#### Data records:

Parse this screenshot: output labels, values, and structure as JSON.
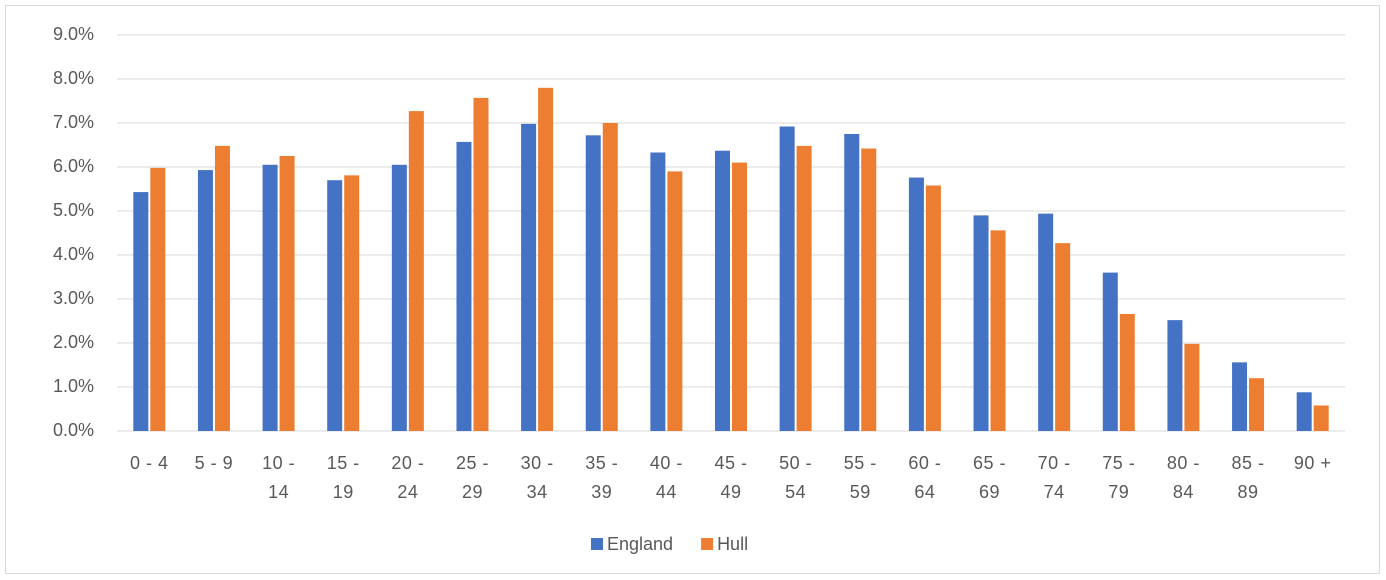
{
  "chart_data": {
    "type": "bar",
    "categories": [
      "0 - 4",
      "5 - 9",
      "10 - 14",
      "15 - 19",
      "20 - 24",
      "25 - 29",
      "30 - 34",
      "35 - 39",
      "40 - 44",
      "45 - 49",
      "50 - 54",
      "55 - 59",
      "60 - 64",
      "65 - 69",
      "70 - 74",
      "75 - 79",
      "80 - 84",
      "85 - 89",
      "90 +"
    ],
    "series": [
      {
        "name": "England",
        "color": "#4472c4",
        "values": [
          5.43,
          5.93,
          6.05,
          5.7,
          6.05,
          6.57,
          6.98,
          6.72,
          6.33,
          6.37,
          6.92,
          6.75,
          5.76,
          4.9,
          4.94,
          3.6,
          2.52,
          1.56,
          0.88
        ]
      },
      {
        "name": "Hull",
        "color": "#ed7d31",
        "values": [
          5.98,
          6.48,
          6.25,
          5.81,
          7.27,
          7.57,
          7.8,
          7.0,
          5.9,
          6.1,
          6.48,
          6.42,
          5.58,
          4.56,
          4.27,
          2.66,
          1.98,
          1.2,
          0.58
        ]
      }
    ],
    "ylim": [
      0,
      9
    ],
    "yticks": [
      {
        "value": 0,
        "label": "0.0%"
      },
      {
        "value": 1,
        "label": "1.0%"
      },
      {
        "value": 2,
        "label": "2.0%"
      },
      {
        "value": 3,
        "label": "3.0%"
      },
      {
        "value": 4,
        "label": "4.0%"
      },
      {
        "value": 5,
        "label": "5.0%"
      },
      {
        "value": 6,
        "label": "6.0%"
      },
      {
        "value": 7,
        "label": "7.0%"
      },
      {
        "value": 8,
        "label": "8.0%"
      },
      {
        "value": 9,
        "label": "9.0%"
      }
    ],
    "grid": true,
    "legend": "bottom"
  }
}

#### Problem requirements:
Copy the material above in full and exactly, skipping pictures.

#### Full solution:
Parse this screenshot: output labels, values, and structure as JSON.
{
  "chart_data": {
    "type": "bar",
    "categories": [
      "0 - 4",
      "5 - 9",
      "10 - 14",
      "15 - 19",
      "20 - 24",
      "25 - 29",
      "30 - 34",
      "35 - 39",
      "40 - 44",
      "45 - 49",
      "50 - 54",
      "55 - 59",
      "60 - 64",
      "65 - 69",
      "70 - 74",
      "75 - 79",
      "80 - 84",
      "85 - 89",
      "90 +"
    ],
    "series": [
      {
        "name": "England",
        "color": "#4472c4",
        "values": [
          5.43,
          5.93,
          6.05,
          5.7,
          6.05,
          6.57,
          6.98,
          6.72,
          6.33,
          6.37,
          6.92,
          6.75,
          5.76,
          4.9,
          4.94,
          3.6,
          2.52,
          1.56,
          0.88
        ]
      },
      {
        "name": "Hull",
        "color": "#ed7d31",
        "values": [
          5.98,
          6.48,
          6.25,
          5.81,
          7.27,
          7.57,
          7.8,
          7.0,
          5.9,
          6.1,
          6.48,
          6.42,
          5.58,
          4.56,
          4.27,
          2.66,
          1.98,
          1.2,
          0.58
        ]
      }
    ],
    "ylim": [
      0,
      9
    ],
    "yticks": [
      {
        "value": 0,
        "label": "0.0%"
      },
      {
        "value": 1,
        "label": "1.0%"
      },
      {
        "value": 2,
        "label": "2.0%"
      },
      {
        "value": 3,
        "label": "3.0%"
      },
      {
        "value": 4,
        "label": "4.0%"
      },
      {
        "value": 5,
        "label": "5.0%"
      },
      {
        "value": 6,
        "label": "6.0%"
      },
      {
        "value": 7,
        "label": "7.0%"
      },
      {
        "value": 8,
        "label": "8.0%"
      },
      {
        "value": 9,
        "label": "9.0%"
      }
    ],
    "grid": true,
    "legend": "bottom"
  }
}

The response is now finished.